--- Start ---

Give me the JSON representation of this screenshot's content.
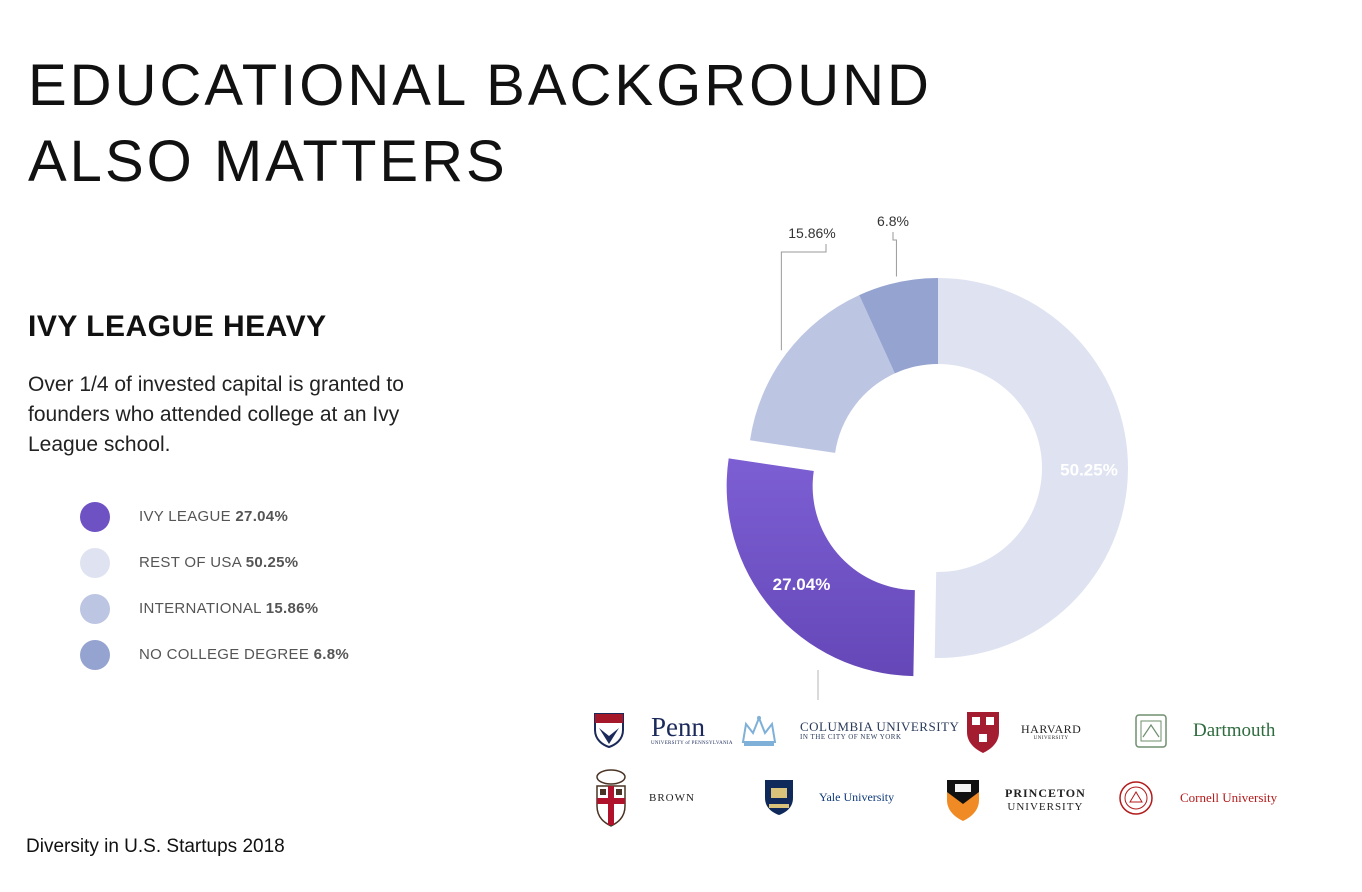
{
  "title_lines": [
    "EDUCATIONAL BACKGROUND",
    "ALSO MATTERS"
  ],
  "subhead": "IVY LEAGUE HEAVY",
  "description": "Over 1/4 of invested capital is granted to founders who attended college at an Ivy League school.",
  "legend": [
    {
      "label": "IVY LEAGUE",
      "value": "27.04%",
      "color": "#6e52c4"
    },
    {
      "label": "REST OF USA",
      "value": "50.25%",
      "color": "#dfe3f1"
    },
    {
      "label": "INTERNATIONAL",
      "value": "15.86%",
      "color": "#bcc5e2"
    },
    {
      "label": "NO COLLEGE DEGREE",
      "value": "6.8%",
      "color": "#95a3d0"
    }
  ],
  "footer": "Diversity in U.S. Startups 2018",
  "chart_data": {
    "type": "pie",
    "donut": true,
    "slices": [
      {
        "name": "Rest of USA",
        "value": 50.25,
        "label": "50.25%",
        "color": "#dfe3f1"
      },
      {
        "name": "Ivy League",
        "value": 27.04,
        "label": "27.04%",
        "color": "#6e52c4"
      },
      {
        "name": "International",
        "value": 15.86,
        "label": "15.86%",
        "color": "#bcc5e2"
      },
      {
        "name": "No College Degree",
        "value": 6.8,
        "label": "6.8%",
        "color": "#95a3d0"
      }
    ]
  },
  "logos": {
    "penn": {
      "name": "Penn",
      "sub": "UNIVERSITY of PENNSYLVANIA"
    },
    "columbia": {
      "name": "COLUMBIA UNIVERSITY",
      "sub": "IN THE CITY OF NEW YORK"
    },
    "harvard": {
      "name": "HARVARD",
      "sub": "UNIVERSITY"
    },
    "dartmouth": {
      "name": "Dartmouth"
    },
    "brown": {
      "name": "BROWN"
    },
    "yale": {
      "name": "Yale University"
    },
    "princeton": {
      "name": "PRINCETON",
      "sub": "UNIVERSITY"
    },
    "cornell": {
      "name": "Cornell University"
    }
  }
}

--- End ---
--- Start ---

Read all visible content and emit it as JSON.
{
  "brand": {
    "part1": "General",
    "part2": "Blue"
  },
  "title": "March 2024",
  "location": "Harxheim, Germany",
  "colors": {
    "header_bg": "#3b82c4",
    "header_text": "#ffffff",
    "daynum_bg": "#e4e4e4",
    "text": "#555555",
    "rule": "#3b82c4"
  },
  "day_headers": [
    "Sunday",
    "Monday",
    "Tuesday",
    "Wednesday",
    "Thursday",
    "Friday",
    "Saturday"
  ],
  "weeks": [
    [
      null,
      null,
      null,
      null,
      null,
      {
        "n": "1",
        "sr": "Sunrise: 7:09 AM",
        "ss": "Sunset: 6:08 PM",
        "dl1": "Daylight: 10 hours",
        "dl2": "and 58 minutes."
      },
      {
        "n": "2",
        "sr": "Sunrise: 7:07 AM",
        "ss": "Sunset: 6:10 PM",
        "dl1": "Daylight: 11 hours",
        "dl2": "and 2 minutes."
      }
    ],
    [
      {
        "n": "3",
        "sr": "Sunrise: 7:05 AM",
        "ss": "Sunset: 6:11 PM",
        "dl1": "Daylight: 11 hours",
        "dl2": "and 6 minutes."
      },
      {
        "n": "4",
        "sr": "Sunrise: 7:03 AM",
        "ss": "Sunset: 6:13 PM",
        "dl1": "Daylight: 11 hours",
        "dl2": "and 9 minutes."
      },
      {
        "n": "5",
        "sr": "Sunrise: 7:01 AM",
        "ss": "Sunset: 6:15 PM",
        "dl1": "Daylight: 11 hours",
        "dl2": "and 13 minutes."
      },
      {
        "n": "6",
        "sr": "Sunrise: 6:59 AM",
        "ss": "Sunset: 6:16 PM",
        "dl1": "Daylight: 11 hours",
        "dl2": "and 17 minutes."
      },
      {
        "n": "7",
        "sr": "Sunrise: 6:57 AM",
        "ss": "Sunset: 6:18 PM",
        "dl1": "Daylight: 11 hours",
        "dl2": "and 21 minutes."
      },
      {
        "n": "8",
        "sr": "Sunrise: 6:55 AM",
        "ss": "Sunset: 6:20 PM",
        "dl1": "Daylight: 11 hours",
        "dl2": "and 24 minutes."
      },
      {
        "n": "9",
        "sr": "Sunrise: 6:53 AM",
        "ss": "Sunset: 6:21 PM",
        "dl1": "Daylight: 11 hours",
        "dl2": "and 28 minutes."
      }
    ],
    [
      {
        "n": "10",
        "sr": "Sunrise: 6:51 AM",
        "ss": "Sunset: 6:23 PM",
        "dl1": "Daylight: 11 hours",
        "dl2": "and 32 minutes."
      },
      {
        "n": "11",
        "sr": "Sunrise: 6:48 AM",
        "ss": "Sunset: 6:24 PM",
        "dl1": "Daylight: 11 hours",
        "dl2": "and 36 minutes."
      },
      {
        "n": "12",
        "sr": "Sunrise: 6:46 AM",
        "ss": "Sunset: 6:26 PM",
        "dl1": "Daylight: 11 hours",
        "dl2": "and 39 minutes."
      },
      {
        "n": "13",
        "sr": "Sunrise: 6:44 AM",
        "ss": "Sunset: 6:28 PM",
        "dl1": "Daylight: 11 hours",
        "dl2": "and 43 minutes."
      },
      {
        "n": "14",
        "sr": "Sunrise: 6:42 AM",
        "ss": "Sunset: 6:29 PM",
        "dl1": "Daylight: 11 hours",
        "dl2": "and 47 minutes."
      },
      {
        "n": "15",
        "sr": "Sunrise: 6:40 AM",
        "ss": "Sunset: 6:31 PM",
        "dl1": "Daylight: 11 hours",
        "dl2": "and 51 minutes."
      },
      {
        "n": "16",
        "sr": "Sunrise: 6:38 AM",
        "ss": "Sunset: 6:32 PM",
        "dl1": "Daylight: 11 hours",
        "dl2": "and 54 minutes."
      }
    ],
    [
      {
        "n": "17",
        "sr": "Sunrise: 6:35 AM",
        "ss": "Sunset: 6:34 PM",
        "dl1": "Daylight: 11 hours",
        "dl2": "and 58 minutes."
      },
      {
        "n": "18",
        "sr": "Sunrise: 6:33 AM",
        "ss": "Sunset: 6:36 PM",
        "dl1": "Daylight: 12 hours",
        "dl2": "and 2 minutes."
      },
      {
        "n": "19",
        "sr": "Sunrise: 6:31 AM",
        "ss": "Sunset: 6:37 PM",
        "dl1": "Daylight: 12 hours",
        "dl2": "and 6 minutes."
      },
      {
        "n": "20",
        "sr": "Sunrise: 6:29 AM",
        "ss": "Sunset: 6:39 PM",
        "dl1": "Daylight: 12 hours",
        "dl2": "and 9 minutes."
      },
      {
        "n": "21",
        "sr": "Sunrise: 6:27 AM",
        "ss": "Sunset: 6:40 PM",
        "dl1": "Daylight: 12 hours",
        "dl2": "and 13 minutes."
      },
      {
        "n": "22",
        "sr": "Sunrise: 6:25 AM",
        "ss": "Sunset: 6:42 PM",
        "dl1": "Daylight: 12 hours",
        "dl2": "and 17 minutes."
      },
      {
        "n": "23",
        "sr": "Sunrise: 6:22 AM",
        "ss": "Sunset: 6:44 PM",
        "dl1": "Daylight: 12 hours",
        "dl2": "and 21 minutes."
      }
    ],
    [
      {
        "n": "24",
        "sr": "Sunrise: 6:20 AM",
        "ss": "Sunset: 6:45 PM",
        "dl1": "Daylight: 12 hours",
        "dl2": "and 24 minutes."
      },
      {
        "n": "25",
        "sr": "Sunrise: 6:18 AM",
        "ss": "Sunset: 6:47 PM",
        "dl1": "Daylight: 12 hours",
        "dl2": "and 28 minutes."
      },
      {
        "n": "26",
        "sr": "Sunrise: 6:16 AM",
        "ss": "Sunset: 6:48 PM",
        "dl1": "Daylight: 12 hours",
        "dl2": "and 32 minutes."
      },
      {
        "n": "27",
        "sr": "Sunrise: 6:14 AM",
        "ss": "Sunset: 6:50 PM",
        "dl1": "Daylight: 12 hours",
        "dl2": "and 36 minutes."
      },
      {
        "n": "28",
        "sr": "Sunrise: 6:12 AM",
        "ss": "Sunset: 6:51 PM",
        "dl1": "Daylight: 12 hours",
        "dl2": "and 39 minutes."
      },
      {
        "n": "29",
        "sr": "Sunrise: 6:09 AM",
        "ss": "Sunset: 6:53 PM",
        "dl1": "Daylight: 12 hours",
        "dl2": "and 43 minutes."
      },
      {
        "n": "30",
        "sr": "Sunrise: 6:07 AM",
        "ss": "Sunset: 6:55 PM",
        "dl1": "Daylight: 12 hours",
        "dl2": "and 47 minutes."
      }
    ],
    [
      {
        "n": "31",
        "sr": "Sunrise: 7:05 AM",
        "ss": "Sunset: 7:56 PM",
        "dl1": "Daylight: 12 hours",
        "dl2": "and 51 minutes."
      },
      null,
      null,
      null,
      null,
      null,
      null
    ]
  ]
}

--- End ---

The exercise: What is the number of lines in the data that hold the string "content"? Answer with the number only.

Final result: 2